→ Work task
Show every line of the data that includes the word "SARS".
───── Data supplied
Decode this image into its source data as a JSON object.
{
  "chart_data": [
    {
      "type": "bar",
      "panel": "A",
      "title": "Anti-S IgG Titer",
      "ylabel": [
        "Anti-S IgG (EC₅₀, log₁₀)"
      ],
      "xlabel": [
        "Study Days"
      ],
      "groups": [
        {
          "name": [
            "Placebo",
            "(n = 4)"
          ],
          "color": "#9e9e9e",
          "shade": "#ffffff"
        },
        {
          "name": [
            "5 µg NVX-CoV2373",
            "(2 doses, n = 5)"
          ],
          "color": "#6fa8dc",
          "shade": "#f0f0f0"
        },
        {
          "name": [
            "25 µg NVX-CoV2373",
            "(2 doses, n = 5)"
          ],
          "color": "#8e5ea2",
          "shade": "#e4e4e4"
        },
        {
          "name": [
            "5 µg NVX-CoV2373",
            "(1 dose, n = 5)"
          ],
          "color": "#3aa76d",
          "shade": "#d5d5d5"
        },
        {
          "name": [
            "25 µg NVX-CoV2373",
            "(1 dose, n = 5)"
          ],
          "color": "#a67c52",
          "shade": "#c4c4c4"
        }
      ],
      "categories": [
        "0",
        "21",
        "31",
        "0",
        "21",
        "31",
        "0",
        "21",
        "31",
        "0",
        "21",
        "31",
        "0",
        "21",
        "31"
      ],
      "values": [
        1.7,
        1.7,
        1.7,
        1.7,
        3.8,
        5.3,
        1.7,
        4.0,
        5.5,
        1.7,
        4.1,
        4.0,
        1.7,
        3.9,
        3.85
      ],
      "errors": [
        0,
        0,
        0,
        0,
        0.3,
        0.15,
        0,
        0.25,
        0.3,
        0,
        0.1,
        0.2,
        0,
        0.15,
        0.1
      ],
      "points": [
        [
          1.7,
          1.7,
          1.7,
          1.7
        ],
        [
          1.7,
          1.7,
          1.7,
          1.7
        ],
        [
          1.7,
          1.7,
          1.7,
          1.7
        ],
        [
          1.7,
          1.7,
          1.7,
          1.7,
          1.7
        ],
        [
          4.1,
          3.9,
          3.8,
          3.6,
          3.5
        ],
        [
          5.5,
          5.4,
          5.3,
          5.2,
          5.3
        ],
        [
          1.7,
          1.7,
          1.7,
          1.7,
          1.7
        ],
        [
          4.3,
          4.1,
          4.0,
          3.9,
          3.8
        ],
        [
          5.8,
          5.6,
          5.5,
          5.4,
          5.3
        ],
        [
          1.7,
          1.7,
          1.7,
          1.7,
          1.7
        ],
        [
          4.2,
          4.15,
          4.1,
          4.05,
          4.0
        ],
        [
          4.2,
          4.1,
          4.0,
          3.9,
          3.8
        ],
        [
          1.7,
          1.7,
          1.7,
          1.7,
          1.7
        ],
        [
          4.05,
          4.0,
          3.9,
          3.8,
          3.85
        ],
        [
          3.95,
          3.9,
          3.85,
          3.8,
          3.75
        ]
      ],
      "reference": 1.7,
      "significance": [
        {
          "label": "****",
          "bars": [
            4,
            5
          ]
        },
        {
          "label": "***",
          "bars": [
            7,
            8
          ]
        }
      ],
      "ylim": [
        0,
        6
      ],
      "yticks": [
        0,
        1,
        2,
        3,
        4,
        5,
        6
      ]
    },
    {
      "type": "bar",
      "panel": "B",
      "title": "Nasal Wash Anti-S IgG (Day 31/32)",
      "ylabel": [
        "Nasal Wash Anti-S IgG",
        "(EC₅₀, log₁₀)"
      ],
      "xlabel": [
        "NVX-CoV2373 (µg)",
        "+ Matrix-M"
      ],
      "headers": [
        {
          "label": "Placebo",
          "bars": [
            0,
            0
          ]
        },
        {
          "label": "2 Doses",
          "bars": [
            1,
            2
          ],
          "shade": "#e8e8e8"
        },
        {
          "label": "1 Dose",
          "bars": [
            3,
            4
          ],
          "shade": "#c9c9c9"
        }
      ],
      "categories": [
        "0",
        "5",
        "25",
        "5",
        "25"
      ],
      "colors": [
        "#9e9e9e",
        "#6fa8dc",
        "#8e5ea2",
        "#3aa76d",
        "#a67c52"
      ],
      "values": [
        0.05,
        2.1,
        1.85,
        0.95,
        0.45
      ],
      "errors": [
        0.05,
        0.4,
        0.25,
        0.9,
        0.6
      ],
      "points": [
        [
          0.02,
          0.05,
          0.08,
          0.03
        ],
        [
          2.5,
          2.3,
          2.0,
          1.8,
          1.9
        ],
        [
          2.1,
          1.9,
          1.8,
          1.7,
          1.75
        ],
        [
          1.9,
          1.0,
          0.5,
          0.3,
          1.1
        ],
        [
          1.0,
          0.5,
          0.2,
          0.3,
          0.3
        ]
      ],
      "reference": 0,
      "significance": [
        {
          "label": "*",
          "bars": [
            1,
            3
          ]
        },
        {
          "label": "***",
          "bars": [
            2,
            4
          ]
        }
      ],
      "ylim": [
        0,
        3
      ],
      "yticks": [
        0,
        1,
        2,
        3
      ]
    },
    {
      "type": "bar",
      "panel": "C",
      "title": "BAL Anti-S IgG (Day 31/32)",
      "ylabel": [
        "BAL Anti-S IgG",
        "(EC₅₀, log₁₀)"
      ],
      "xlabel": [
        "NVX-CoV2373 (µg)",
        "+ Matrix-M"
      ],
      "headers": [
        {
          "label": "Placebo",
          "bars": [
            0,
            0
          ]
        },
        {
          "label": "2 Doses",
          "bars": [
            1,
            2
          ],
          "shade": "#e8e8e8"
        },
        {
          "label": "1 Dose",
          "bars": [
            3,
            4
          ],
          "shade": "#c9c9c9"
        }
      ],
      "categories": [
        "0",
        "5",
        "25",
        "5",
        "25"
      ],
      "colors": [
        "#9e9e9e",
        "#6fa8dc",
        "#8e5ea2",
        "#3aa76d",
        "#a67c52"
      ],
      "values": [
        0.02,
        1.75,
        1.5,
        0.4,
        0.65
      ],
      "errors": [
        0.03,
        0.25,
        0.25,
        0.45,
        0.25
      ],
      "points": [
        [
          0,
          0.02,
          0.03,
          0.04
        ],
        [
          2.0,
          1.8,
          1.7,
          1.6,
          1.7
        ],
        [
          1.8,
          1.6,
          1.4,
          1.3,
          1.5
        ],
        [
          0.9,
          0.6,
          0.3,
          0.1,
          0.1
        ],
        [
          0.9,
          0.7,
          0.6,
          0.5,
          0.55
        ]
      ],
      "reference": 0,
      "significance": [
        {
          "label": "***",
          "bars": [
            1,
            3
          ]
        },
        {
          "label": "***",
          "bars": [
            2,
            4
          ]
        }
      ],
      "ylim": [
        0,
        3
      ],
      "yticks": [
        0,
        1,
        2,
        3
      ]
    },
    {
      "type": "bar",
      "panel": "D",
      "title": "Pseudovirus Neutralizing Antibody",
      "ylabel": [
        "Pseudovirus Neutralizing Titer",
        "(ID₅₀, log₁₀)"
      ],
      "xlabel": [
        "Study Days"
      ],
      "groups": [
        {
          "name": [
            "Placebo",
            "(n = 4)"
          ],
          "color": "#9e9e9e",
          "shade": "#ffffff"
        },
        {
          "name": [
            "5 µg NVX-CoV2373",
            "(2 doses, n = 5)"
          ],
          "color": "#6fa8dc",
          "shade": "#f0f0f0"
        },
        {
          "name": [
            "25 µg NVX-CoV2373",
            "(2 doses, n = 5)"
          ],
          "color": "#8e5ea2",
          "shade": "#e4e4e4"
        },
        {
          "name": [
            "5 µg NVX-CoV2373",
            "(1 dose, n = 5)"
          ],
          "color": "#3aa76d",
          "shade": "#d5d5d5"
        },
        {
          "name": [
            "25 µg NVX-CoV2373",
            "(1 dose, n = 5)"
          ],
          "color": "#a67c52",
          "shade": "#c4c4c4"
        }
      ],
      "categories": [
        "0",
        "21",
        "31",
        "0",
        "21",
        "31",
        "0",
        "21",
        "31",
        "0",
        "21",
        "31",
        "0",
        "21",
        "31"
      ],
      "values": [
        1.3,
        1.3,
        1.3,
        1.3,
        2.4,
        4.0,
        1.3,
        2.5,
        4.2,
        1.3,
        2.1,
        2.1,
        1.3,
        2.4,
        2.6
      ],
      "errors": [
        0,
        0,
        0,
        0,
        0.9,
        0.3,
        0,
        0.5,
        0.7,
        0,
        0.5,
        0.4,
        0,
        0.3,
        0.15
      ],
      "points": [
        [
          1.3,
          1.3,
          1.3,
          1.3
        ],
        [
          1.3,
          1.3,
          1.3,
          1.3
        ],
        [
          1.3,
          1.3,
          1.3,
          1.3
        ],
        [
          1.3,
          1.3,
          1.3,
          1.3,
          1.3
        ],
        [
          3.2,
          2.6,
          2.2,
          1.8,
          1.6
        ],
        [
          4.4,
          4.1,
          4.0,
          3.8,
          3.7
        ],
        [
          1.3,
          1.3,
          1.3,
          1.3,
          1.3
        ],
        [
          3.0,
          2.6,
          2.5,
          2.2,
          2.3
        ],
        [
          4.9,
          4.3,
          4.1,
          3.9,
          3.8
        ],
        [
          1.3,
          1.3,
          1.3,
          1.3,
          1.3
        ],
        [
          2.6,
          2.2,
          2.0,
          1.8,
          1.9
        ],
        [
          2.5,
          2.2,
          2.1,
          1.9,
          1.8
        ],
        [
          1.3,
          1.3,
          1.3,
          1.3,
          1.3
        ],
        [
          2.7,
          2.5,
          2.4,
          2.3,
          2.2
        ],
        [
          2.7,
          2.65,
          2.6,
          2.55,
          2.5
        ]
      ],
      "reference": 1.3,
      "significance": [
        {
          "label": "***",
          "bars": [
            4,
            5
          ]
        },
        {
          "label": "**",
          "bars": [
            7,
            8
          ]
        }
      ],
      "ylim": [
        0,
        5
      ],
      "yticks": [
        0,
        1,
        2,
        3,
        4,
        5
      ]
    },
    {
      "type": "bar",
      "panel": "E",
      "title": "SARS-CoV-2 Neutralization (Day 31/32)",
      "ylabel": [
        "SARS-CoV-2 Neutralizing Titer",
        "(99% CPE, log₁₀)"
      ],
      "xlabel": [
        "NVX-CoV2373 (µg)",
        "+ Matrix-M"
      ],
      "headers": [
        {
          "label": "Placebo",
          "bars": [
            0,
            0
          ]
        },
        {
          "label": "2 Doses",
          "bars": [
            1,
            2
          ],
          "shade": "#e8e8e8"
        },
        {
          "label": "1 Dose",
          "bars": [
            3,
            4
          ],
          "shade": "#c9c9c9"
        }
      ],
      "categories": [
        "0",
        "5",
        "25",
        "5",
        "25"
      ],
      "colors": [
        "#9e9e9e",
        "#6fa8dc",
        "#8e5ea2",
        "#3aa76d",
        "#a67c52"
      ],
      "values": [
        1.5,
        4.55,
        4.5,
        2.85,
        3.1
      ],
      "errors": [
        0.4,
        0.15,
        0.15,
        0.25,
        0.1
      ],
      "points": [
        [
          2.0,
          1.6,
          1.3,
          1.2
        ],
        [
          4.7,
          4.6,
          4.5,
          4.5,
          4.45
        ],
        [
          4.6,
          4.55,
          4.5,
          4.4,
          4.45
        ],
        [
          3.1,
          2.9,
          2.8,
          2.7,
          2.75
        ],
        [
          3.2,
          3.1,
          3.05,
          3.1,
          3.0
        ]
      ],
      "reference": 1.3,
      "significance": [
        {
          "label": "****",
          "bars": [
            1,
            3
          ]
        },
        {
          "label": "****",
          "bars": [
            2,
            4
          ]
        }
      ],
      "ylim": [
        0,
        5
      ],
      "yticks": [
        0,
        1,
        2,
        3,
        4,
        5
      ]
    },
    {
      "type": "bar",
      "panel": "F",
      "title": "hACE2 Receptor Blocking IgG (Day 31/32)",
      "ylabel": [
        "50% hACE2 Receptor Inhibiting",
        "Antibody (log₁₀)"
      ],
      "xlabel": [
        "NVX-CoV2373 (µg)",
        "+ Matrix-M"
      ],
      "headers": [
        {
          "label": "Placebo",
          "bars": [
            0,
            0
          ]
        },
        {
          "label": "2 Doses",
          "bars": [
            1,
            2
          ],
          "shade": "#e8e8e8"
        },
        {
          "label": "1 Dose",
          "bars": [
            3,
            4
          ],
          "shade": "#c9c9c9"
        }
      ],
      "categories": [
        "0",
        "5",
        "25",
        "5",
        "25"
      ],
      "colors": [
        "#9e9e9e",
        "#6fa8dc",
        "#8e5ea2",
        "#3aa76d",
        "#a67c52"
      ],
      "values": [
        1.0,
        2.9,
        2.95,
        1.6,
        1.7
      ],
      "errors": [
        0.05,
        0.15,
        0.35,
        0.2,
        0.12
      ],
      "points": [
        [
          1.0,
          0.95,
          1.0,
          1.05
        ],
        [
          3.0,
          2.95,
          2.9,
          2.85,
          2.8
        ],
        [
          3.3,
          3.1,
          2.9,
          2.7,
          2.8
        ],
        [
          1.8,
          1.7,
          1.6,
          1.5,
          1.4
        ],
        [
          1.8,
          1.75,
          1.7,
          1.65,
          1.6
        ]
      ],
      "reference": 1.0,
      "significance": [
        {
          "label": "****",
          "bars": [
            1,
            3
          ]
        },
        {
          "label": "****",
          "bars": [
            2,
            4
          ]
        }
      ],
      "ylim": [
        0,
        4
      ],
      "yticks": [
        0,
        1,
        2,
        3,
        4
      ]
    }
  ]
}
──────────
→ Task solution
      "title": "SARS-CoV-2 Neutralization (Day 31/32)",
        "SARS-CoV-2 Neutralizing Titer",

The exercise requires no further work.